* Gestellte Aufgabe 1: Welcher Spruchkörper hat den Beschluss im Seitenauszug gefasst?

* Seitenauszug:
__________________________________________________

Strafrecht

Versuchte sexuelle Nötigung: Versuchsbeginn bei mittelbarer Täterschaft und geplantem Irrtum des Tatmittlers

Aktenzeichen  4 StR 44/20

Datum:
8.9.2020
Rechtsgebiet:
Gerichtsart:
BGH
Dokumenttyp:
Beschluss
ECLI:
ECLI:DE:BGH:2020:080920B4STR44.20.0
Normen:
§ 22 StGB
§ 25 Abs 1 StGB
§ 177 StGB vom 13.11.1998
Spruchkörper:
4. Strafsenat

Verfahrensgang

vorgehend LG Stendal, 30. Oktober 2019, Az: 502 KLs 4/19

Tenor

Die Revision des Angeklagten gegen das Urteil des Landgerichts Stendal vom 30. Oktober 2019 wird als unbegründet verworfen, da die Nachprüfung des Urteils auf Grund der Revisionsrechtfertigung keinen Rechtsfehler zum Nachteil des Angeklagten ergeben hat (§ 349 Abs. 2 StPO).
Der Beschwerdeführer hat die Kosten des Rechtsmittels und die der Nebenklägerin im Revisionsverfahren entstandenen notwendigen Auslagen zu tragen.
Ergänzend bemerkt der Senat:
Die Feststellungen tragen auch im Fall II.2 der Urteilsgründe den Schuldspruch wegen in mittelbarer Täterschaft begangener versuchter sexueller Nötigung im Sinne des § 177 Abs. 1 StGB (a.F).
Dabei kann der Senat offen lassen, ob die Feststellungen die tatgerichtliche Annahme tragen, dass der Tatmittler die Schwelle zum Versuch überschritt, indem er an der Haustür des Mehrfamilienhauses klingelte, um das Tatopfer nach Betreten der Wohnung in der irrigen Vorstellung einvernehmlichen Handelns im Rahmen eines „Vergewaltigungsrollenspiels“ sexuell zu nötigen. Es bleibt unklar, ob nach dem insoweit maßgeblichen Vorstellungbild des Tatmittlers mit der Betätigung der Klingel bereits die Schwelle zum „jetzt geht es los“ überschritten und ein weiterer Willensimpuls zur Umsetzung des Tatentschlusses nicht mehr erforderlich war (vgl. BGH, Urteile vom 10. August 2016 ‒ 2 StR 493/15, StV 2017, 441, 442; vom 9. August 2011 ‒ 1 StR 194/11, NStZ 2012, 85, und vom 22. April 1999 ‒ 4 StR 76/99, NStZ 1999, 395).

__________________________________________________

* Gestellte Aufgabe 2: Wiederhole aus den Datensätzen unverändert die Zeilen zwischen der Zeile mit „footer-separator — [18, 441, 811, 442]“ und der Zeile mit „dialog-window: Ajuste de“, beide eingeschlossen.

__________________________________________________

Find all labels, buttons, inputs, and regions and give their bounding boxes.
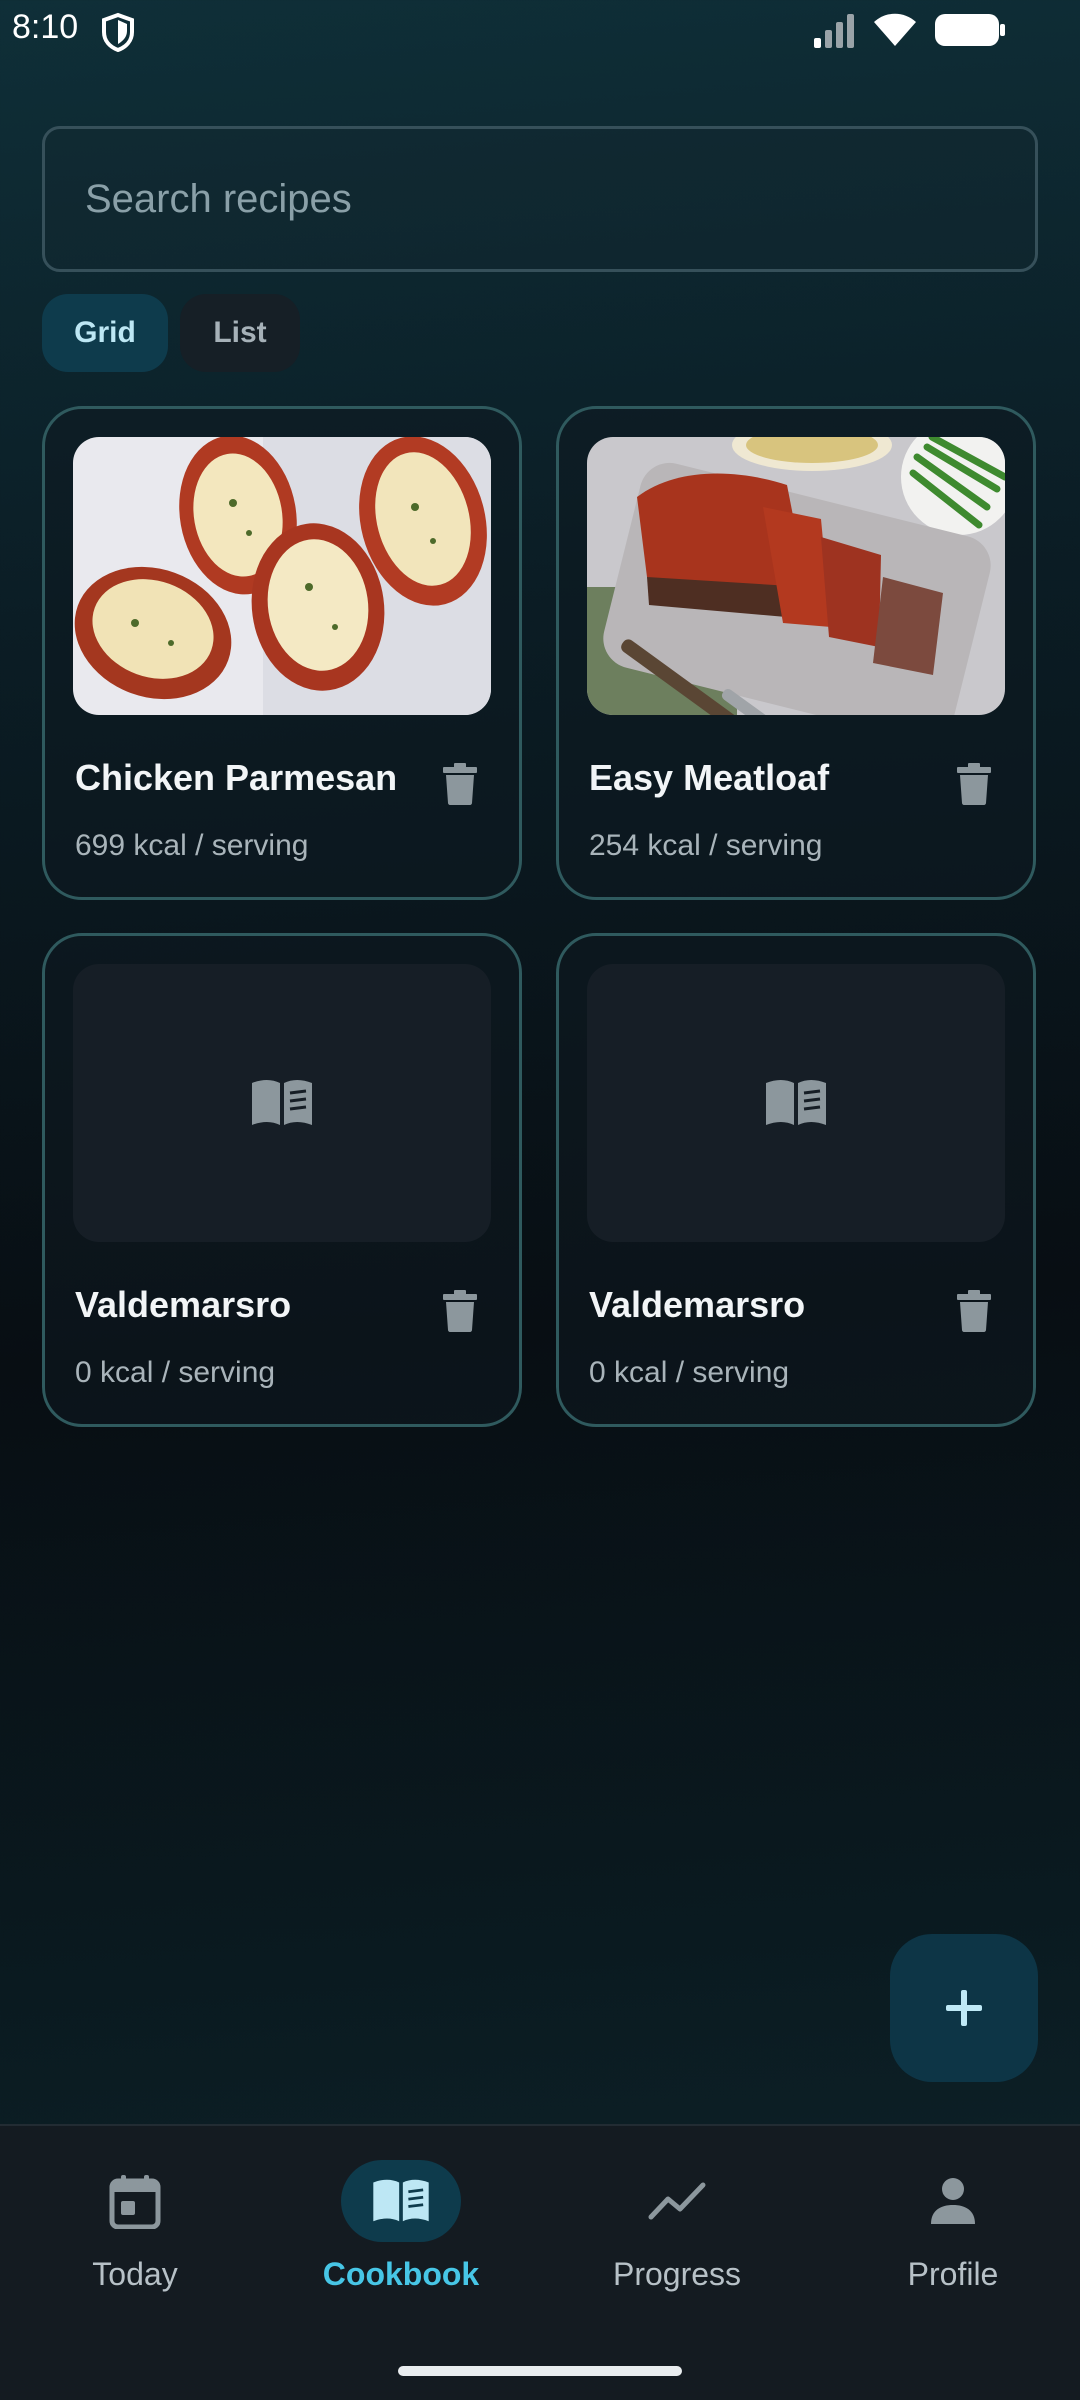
meatloaf-photo xyxy=(587,437,1005,715)
bottom-nav: Today Cookbook Progress Profile xyxy=(0,2124,1080,2400)
trash-icon[interactable] xyxy=(957,1290,991,1332)
recipe-title: Valdemarsro xyxy=(75,1284,292,1325)
image-placeholder xyxy=(73,964,491,1242)
trash-icon[interactable] xyxy=(443,763,477,805)
nav-label: Profile xyxy=(907,2256,999,2292)
recipe-title: Easy Meatloaf xyxy=(589,757,830,798)
trash-icon[interactable] xyxy=(443,1290,477,1332)
recipe-kcal: 254 kcal / serving xyxy=(589,829,823,862)
book-icon xyxy=(373,2179,429,2222)
shield-icon xyxy=(102,12,134,52)
recipe-card[interactable]: Valdemarsro 0 kcal / serving xyxy=(42,933,522,1427)
recipe-title: Valdemarsro xyxy=(589,1284,806,1325)
battery-icon xyxy=(935,14,1005,46)
nav-icon-container xyxy=(893,2160,1013,2242)
add-recipe-button[interactable] xyxy=(890,1934,1038,2082)
plus-icon xyxy=(946,1990,982,2026)
trash-icon[interactable] xyxy=(957,763,991,805)
chicken-parmesan-photo xyxy=(73,437,491,715)
trend-icon xyxy=(648,2182,706,2220)
person-icon xyxy=(931,2178,975,2224)
recipe-card[interactable]: Easy Meatloaf 254 kcal / serving xyxy=(556,406,1036,900)
grid-view-button[interactable]: Grid xyxy=(42,294,168,372)
book-icon xyxy=(766,1080,826,1125)
search-box xyxy=(42,126,1038,272)
nav-item-cookbook[interactable]: Cookbook xyxy=(266,2126,536,2366)
status-bar: 8:10 xyxy=(0,0,1080,64)
nav-icon-container xyxy=(341,2160,461,2242)
nav-icon-container xyxy=(75,2160,195,2242)
nav-item-progress[interactable]: Progress xyxy=(542,2126,812,2366)
home-indicator[interactable] xyxy=(398,2366,682,2376)
image-placeholder xyxy=(587,964,1005,1242)
search-input[interactable] xyxy=(85,129,995,269)
list-view-button[interactable]: List xyxy=(180,294,300,372)
signal-icon xyxy=(814,14,854,48)
nav-item-profile[interactable]: Profile xyxy=(818,2126,1080,2366)
recipe-card[interactable]: Valdemarsro 0 kcal / serving xyxy=(556,933,1036,1427)
recipe-kcal: 0 kcal / serving xyxy=(75,1356,276,1389)
nav-label: Cookbook xyxy=(322,2256,480,2292)
nav-label: Today xyxy=(92,2256,178,2292)
recipe-title: Chicken Parmesan xyxy=(75,757,398,798)
recipe-kcal: 699 kcal / serving xyxy=(75,829,309,862)
nav-label: Progress xyxy=(612,2256,742,2292)
book-icon xyxy=(252,1080,312,1125)
calendar-icon xyxy=(109,2175,161,2229)
nav-item-today[interactable]: Today xyxy=(0,2126,270,2366)
wifi-icon xyxy=(874,13,916,46)
status-time: 8:10 xyxy=(12,8,79,46)
nav-icon-container xyxy=(617,2160,737,2242)
recipe-kcal: 0 kcal / serving xyxy=(589,1356,790,1389)
recipe-card[interactable]: Chicken Parmesan 699 kcal / serving xyxy=(42,406,522,900)
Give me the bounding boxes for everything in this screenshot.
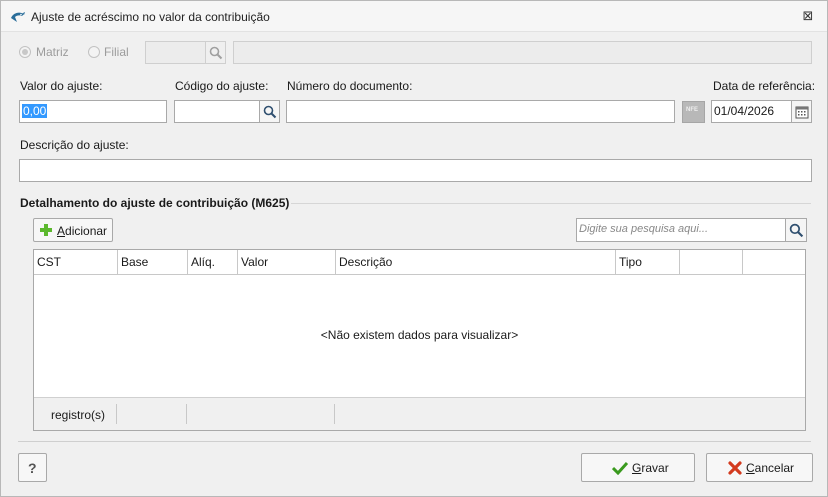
footer-separator — [18, 441, 811, 442]
nfe-button[interactable]: NFE — [682, 101, 705, 123]
column-header-extra-2[interactable] — [743, 250, 805, 275]
column-header-descricao[interactable]: Descrição — [336, 250, 616, 275]
grid-search-button[interactable] — [785, 218, 807, 242]
calendar-button[interactable] — [791, 100, 812, 123]
numero-label: Número do documento: — [287, 79, 413, 93]
column-header-tipo[interactable]: Tipo — [616, 250, 680, 275]
data-referencia-input[interactable]: 01/04/2026 — [711, 100, 792, 123]
help-button[interactable]: ? — [18, 453, 47, 482]
magnifier-icon — [263, 105, 277, 119]
descricao-ajuste-input[interactable] — [19, 159, 812, 182]
matriz-label: Matriz — [36, 45, 69, 59]
grid-search-input[interactable]: Digite sua pesquisa aqui... — [576, 218, 786, 242]
add-button-label: Adicionar — [57, 224, 108, 238]
close-button[interactable]: ⊠ — [801, 9, 815, 23]
column-header-base[interactable]: Base — [118, 250, 188, 275]
grid-header: CST Base Alíq. Valor Descrição Tipo — [34, 250, 805, 275]
numero-documento-input[interactable] — [286, 100, 675, 123]
section-title: Detalhamento do ajuste de contribuição (… — [20, 196, 290, 210]
branch-code-field[interactable] — [145, 41, 206, 64]
add-button[interactable]: Adicionar — [33, 218, 113, 242]
calendar-icon — [795, 106, 809, 119]
data-label: Data de referência: — [713, 79, 816, 93]
grid-empty-message: <Não existem dados para visualizar> — [320, 328, 519, 342]
window-title: Ajuste de acréscimo no valor da contribu… — [31, 10, 270, 24]
nfe-badge: NFE — [686, 107, 698, 113]
magnifier-icon — [209, 46, 223, 60]
title-bar: Ajuste de acréscimo no valor da contribu… — [1, 1, 827, 32]
matriz-radio[interactable] — [19, 46, 31, 58]
dolphin-app-icon — [10, 9, 26, 25]
column-header-aliq[interactable]: Alíq. — [188, 250, 238, 275]
adjustment-grid[interactable]: CST Base Alíq. Valor Descrição Tipo <Não… — [33, 249, 806, 431]
dialog-window: Ajuste de acréscimo no valor da contribu… — [0, 0, 828, 497]
record-count-label: registro(s) — [51, 408, 106, 422]
column-header-extra-1[interactable] — [680, 250, 743, 275]
save-button[interactable]: Gravar — [581, 453, 695, 482]
plus-icon — [39, 223, 53, 240]
valor-ajuste-value: 0,00 — [22, 104, 48, 118]
filial-radio[interactable] — [88, 46, 100, 58]
section-divider — [291, 203, 811, 204]
codigo-ajuste-input[interactable] — [174, 100, 260, 123]
column-header-cst[interactable]: CST — [34, 250, 118, 275]
magnifier-icon — [789, 223, 804, 238]
checkmark-icon — [611, 461, 629, 478]
codigo-search-button[interactable] — [259, 100, 280, 123]
descricao-label: Descrição do ajuste: — [20, 138, 129, 152]
x-icon — [728, 461, 742, 478]
branch-name-field[interactable] — [233, 41, 812, 64]
help-icon: ? — [28, 460, 37, 476]
cancel-button[interactable]: Cancelar — [706, 453, 813, 482]
valor-label: Valor do ajuste: — [20, 79, 103, 93]
valor-ajuste-input[interactable]: 0,00 — [19, 100, 167, 123]
filial-label: Filial — [104, 45, 129, 59]
cancel-button-label: Cancelar — [746, 461, 795, 475]
grid-footer: registro(s) — [34, 397, 805, 430]
footer-divider — [186, 404, 187, 424]
column-header-valor[interactable]: Valor — [238, 250, 336, 275]
save-button-label: Gravar — [632, 461, 669, 475]
footer-divider — [116, 404, 117, 424]
footer-divider — [334, 404, 335, 424]
codigo-label: Código do ajuste: — [175, 79, 269, 93]
branch-search-button[interactable] — [205, 41, 226, 64]
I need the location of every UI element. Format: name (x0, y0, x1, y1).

__________________________________________________

* Vollständige Ausgabe 1: Der 4. Strafsenat.

* Vollständige Ausgabe 2:
footer-separator — [18, 441, 811, 442]
nfe-button[interactable]: NFE — [682, 101, 705, 123]
column-header-extra-2[interactable] — [743, 250, 805, 275]
column-header-descricao[interactable]: Descrição — [336, 250, 616, 275]
grid-search-button[interactable] — [785, 218, 807, 242]
calendar-button[interactable] — [791, 100, 812, 123]
numero-label: Número do documento: — [287, 79, 413, 93]
column-header-tipo[interactable]: Tipo — [616, 250, 680, 275]
data-referencia-input[interactable]: 01/04/2026 — [711, 100, 792, 123]
help-button[interactable]: ? — [18, 453, 47, 482]
magnifier-icon — [263, 105, 277, 119]
descricao-ajuste-input[interactable] — [19, 159, 812, 182]
matriz-label: Matriz — [36, 45, 69, 59]
grid-search-input[interactable]: Digite sua pesquisa aqui... — [576, 218, 786, 242]
add-button-label: Adicionar — [57, 224, 108, 238]
close-button[interactable]: ⊠ — [801, 9, 815, 23]
column-header-base[interactable]: Base — [118, 250, 188, 275]
grid-header: CST Base Alíq. Valor Descrição Tipo — [34, 250, 805, 275]
numero-documento-input[interactable] — [286, 100, 675, 123]
section-title: Detalhamento do ajuste de contribuição (… — [20, 196, 290, 210]
branch-code-field[interactable] — [145, 41, 206, 64]
add-button[interactable]: Adicionar — [33, 218, 113, 242]
calendar-icon — [795, 106, 809, 119]
data-label: Data de referência: — [713, 79, 816, 93]
grid-empty-message: <Não existem dados para visualizar> — [320, 328, 519, 342]
window-title: Ajuste de acréscimo no valor da contribu… — [31, 10, 270, 24]
nfe-badge: NFE — [686, 107, 698, 113]
magnifier-icon — [209, 46, 223, 60]
title-bar: Ajuste de acréscimo no valor da contribu… — [1, 1, 827, 32]
matriz-radio[interactable] — [19, 46, 31, 58]
dolphin-app-icon — [10, 9, 26, 25]
column-header-aliq[interactable]: Alíq. — [188, 250, 238, 275]
adjustment-grid[interactable]: CST Base Alíq. Valor Descrição Tipo <Não… — [33, 249, 806, 431]
dialog-window: Ajuste de acréscimo no valor da contribu… — [0, 0, 828, 497]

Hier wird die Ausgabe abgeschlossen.